* _WRITTEN TASK_
Find the word "いかがでしたか" in the listing; pull out each line holding it.

::: ROWS

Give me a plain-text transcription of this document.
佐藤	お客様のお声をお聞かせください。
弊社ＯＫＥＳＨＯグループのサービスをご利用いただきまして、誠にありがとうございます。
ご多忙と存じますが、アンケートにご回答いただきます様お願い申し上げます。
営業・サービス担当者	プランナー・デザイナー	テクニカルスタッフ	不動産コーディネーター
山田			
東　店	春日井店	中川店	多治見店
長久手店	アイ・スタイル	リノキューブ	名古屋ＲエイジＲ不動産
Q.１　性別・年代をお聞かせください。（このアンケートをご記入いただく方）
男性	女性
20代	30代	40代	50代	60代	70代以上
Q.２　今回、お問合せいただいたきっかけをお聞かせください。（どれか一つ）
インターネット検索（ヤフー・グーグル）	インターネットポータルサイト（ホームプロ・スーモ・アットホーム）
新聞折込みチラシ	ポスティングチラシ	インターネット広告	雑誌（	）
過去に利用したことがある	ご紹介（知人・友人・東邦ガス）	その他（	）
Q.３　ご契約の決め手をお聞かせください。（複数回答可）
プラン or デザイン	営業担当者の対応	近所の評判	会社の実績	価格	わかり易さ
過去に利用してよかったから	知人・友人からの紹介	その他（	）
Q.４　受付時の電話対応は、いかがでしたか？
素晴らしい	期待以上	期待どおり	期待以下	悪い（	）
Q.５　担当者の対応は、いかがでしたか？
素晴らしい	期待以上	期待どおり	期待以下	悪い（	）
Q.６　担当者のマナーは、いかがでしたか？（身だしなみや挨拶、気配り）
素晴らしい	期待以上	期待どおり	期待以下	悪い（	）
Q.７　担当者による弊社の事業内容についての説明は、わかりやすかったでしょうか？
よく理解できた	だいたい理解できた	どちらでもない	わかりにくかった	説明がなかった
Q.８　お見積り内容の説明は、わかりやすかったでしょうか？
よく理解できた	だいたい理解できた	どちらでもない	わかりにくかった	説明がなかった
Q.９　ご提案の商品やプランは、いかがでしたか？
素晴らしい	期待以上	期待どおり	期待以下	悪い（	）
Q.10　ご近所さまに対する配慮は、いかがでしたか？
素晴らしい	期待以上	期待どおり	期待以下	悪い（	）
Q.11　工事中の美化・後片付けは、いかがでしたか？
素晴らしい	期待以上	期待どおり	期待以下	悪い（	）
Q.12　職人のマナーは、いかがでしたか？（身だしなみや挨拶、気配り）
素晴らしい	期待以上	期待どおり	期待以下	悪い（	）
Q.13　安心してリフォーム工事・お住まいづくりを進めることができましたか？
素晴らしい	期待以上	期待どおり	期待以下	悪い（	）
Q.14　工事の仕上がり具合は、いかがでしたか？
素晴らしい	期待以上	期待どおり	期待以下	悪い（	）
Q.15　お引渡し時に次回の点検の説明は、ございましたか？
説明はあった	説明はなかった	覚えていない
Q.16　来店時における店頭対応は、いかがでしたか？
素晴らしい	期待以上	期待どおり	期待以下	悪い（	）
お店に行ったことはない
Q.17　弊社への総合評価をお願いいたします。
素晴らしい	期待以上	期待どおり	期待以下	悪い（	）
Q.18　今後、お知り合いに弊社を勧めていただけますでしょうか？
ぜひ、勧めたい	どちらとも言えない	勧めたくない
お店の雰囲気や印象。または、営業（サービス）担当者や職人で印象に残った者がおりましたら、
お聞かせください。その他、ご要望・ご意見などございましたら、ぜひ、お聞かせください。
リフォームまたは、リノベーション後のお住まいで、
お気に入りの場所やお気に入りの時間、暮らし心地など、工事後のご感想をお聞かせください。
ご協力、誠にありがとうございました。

::::::

* _FINISHED ANSWER_
Q.４　受付時の電話対応は、いかがでしたか？
Q.５　担当者の対応は、いかがでしたか？
Q.６　担当者のマナーは、いかがでしたか？（身だしなみや挨拶、気配り）
Q.９　ご提案の商品やプランは、いかがでしたか？
Q.10　ご近所さまに対する配慮は、いかがでしたか？
Q.11　工事中の美化・後片付けは、いかがでしたか？
Q.12　職人のマナーは、いかがでしたか？（身だしなみや挨拶、気配り）
Q.14　工事の仕上がり具合は、いかがでしたか？
Q.16　来店時における店頭対応は、いかがでしたか？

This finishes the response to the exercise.